> WHAT YOU NEED TO DO
Locate every line in the material below that has the word "this". Copy each of those lines.

----------------------------------------

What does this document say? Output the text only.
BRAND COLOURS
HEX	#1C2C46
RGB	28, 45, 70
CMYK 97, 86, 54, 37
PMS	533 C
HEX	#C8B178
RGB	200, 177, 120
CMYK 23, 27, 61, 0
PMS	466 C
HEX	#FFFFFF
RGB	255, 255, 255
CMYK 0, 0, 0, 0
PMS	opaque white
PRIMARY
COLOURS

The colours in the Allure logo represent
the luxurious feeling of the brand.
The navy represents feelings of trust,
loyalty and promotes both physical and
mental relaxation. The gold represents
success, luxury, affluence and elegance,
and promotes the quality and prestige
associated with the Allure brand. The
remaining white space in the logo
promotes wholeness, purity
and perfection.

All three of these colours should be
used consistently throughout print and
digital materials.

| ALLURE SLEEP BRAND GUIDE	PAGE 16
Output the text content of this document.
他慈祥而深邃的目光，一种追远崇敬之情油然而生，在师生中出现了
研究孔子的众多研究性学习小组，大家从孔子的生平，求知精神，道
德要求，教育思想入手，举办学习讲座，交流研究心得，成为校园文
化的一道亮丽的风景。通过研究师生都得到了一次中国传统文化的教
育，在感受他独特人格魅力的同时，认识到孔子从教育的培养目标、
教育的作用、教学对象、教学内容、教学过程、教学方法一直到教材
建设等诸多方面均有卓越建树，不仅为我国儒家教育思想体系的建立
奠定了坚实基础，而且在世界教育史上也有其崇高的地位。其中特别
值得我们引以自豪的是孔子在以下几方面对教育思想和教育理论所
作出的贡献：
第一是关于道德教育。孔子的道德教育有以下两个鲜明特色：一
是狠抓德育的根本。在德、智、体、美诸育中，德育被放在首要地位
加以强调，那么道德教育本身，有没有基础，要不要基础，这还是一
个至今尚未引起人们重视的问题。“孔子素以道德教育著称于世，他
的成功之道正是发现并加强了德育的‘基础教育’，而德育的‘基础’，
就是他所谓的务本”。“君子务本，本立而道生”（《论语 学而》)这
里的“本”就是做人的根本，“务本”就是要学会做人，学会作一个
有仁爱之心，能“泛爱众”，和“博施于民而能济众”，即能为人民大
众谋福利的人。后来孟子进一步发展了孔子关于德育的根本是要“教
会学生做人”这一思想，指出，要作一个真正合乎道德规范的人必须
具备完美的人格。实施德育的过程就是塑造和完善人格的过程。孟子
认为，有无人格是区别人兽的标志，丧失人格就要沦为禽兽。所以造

----------------------------------------

> REPLY TO THE EXERCISE
What does this document say? Output the text only.
Output the text content of this document.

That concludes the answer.